Directions: Below are some records: retype them all exactly, but not the pictures.

Dataset records:

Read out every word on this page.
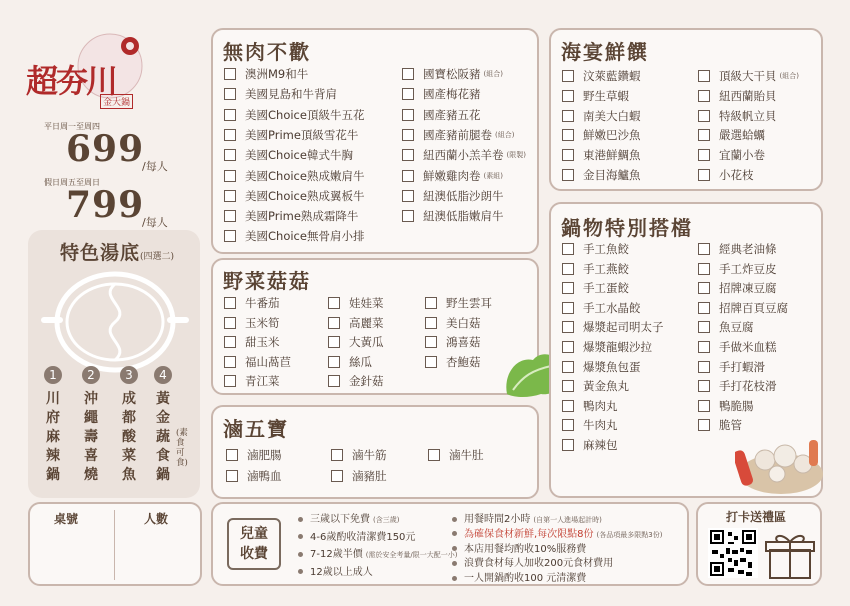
超夯川
金大鍋
平日周一至周四
699
/每人
假日周五至周日
799
/每人
特色湯底(四選二)
1
川府麻辣鍋
2
沖繩壽喜燒
3
成都酸菜魚
4
黃金蔬食鍋
(素食可食)
桌號	人數
無肉不歡
澳洲M9和牛
美國見島和牛背肩
美國Choice頂級牛五花
美國Prime頂級雪花牛
美國Choice韓式牛胸
美國Choice熟成嫩肩牛
美國Choice熟成翼板牛
美國Prime熟成霜降牛
美國Choice無骨肩小排
國寶松阪豬 (組合)
國產梅花豬
國產豬五花
國產豬前腿卷 (組合)
紐西蘭小羔羊卷 (限製)
鮮嫩雞肉卷 (素組)
紐澳低脂沙朗牛
紐澳低脂嫩肩牛
野菜菇菇
牛番茄
玉米筍
甜玉米
福山萵苣
青江菜
娃娃菜
高麗菜
大黃瓜
絲瓜
金針菇
野生雲耳
美白菇
鴻喜菇
杏鮑菇
滷五寶
滷肥腸
滷鴨血
滷牛筋
滷豬肚
滷牛肚
海宴鮮饌
汶萊藍鑽蝦
野生草蝦
南美大白蝦
鮮嫩巴沙魚
東港鮮鯛魚
金目海鱸魚
頂級大干貝 (組合)
紐西蘭貽貝
特級帆立貝
嚴選蛤蠣
宜蘭小卷
小花枝
鍋物特別搭檔
手工魚餃
手工燕餃
手工蛋餃
手工水晶餃
爆漿起司明太子
爆漿龍蝦沙拉
爆漿魚包蛋
黃金魚丸
鴨肉丸
牛肉丸
麻辣包
經典老油條
手工炸豆皮
招牌凍豆腐
招牌百頁豆腐
魚豆腐
手做米血糕
手打蝦滑
手打花枝滑
鴨脆腸
脆管
兒童收費
三歲以下免費 (含三歲)
4-6歲酌收清潔費150元
7-12歲半價 (需於安全考量/限一大配一小)
12歲以上成人
用餐時間2小時 (自第一人進場起計時)
為確保食材新鮮,每次限點8份 (各品項最多限點3份)
本店用餐均酌收10%服務費
浪費食材每人加收200元食材費用
一人開鍋酌收100 元清潔費
打卡送禮區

Answer below:
Read out every word on this page.
超夯川
金大鍋
平日周一至周四
699
/每人
假日周五至周日
799
/每人
特色湯底(四選二)
1
川府麻辣鍋
2
沖繩壽喜燒
3
成都酸菜魚
4
黃金蔬食鍋
(素食可食)
桌號	人數
無肉不歡
澳洲M9和牛
美國見島和牛背肩
美國Choice頂級牛五花
美國Prime頂級雪花牛
美國Choice韓式牛胸
美國Choice熟成嫩肩牛
美國Choice熟成翼板牛
美國Prime熟成霜降牛
美國Choice無骨肩小排
國寶松阪豬 (組合)
國產梅花豬
國產豬五花
國產豬前腿卷 (組合)
紐西蘭小羔羊卷 (限製)
鮮嫩雞肉卷 (素組)
紐澳低脂沙朗牛
紐澳低脂嫩肩牛
野菜菇菇
牛番茄
玉米筍
甜玉米
福山萵苣
青江菜
娃娃菜
高麗菜
大黃瓜
絲瓜
金針菇
野生雲耳
美白菇
鴻喜菇
杏鮑菇
滷五寶
滷肥腸
滷鴨血
滷牛筋
滷豬肚
滷牛肚
海宴鮮饌
汶萊藍鑽蝦
野生草蝦
南美大白蝦
鮮嫩巴沙魚
東港鮮鯛魚
金目海鱸魚
頂級大干貝 (組合)
紐西蘭貽貝
特級帆立貝
嚴選蛤蠣
宜蘭小卷
小花枝
鍋物特別搭檔
手工魚餃
手工燕餃
手工蛋餃
手工水晶餃
爆漿起司明太子
爆漿龍蝦沙拉
爆漿魚包蛋
黃金魚丸
鴨肉丸
牛肉丸
麻辣包
經典老油條
手工炸豆皮
招牌凍豆腐
招牌百頁豆腐
魚豆腐
手做米血糕
手打蝦滑
手打花枝滑
鴨脆腸
脆管
兒童收費
三歲以下免費 (含三歲)
4-6歲酌收清潔費150元
7-12歲半價 (需於安全考量/限一大配一小)
12歲以上成人
用餐時間2小時 (自第一人進場起計時)
為確保食材新鮮,每次限點8份 (各品項最多限點3份)
本店用餐均酌收10%服務費
浪費食材每人加收200元食材費用
一人開鍋酌收100 元清潔費
打卡送禮區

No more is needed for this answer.